SOURCE RECORDS:
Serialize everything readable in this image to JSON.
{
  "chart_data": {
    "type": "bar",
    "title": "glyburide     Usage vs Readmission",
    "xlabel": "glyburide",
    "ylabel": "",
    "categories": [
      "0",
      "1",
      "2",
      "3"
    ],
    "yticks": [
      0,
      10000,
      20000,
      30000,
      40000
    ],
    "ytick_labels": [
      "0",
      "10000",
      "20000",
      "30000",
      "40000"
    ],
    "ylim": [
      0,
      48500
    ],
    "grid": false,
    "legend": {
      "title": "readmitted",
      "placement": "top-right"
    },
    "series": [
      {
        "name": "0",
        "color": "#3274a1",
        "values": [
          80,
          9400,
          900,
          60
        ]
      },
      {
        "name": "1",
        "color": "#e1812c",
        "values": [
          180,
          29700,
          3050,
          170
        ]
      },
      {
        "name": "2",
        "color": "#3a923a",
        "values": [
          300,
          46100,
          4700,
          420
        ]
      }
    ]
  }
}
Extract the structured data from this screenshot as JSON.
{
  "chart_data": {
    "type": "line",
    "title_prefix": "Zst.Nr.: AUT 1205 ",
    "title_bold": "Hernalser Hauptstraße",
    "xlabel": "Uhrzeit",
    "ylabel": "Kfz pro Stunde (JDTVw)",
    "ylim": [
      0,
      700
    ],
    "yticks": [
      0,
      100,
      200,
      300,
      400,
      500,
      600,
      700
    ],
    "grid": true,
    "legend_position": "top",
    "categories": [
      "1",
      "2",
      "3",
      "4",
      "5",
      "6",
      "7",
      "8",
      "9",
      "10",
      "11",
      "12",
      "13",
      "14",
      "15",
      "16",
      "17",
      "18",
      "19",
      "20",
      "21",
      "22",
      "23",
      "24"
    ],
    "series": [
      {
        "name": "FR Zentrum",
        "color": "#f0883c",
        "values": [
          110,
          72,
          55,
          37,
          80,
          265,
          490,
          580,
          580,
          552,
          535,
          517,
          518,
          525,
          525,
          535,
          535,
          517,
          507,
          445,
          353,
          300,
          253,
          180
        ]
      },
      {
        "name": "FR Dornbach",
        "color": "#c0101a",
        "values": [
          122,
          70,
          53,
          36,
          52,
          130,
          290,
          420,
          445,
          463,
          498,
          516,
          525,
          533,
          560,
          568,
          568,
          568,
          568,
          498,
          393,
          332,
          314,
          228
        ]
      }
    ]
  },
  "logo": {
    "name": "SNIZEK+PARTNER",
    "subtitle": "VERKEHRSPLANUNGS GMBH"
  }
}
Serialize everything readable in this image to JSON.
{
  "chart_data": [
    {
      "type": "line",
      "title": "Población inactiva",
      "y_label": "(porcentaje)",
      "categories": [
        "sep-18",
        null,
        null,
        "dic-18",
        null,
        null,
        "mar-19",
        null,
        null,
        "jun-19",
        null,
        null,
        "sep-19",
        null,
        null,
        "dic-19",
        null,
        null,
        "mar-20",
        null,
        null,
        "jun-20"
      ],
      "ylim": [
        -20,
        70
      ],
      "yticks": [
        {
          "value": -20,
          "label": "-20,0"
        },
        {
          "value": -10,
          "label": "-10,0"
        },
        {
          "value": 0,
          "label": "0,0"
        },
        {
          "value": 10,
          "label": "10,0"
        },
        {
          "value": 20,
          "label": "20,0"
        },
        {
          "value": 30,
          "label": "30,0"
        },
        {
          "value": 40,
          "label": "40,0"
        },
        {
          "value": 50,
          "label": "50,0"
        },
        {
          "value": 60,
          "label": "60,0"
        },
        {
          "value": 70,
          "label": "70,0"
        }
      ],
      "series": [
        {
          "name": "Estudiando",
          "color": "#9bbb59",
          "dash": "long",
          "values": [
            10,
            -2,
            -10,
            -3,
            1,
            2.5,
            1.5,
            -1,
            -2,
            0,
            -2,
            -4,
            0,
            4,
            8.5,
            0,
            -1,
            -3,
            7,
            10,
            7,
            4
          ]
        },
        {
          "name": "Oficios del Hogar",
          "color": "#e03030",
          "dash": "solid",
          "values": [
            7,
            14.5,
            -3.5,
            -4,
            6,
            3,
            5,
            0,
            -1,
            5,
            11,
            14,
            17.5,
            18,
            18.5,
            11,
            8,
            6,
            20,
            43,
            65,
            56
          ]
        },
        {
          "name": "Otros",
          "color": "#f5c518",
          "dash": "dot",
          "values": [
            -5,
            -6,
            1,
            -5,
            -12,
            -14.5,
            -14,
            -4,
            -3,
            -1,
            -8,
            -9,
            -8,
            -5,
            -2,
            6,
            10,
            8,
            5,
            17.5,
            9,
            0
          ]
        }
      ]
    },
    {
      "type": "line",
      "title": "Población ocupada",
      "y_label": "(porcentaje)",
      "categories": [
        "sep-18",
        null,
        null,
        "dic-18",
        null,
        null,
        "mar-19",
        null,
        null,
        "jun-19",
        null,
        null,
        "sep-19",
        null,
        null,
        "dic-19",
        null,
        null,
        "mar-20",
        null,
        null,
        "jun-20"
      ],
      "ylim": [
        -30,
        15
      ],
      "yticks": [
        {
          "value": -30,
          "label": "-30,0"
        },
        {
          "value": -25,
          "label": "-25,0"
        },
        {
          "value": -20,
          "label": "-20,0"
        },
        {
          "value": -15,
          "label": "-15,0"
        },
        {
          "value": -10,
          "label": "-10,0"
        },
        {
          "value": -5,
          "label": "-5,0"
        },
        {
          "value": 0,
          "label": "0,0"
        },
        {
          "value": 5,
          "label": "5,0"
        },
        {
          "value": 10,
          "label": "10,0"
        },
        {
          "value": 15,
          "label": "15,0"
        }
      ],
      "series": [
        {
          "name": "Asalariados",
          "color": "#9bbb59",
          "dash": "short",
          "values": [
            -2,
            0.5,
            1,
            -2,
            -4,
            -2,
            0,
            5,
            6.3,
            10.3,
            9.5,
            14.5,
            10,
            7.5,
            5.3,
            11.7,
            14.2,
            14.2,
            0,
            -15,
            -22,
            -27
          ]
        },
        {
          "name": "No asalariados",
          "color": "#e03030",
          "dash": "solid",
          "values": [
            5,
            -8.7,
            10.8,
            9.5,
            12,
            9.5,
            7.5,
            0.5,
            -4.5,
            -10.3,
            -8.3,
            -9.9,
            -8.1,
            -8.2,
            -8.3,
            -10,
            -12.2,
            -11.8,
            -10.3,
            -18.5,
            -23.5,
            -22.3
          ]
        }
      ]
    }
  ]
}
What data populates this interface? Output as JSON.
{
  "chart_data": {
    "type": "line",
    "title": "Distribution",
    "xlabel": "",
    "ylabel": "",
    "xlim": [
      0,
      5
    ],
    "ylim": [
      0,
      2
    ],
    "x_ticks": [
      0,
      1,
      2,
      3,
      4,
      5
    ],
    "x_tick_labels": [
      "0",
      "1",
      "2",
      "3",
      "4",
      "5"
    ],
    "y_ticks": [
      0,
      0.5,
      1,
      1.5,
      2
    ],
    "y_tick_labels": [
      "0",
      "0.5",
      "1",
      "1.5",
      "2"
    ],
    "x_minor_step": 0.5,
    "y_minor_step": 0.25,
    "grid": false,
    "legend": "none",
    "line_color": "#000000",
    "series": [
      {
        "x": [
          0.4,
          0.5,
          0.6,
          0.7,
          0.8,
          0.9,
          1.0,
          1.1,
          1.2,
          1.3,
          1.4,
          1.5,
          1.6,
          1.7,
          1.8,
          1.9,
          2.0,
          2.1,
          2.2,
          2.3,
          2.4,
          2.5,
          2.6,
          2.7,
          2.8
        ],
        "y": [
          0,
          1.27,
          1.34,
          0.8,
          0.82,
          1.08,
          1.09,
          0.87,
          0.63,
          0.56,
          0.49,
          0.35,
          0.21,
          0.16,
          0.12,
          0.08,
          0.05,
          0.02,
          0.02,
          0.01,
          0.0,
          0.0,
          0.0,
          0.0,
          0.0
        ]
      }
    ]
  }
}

EXERCISE TASK:
State how many lines of the data include the word "Población", with nothing else.

THE RESPONSE:
2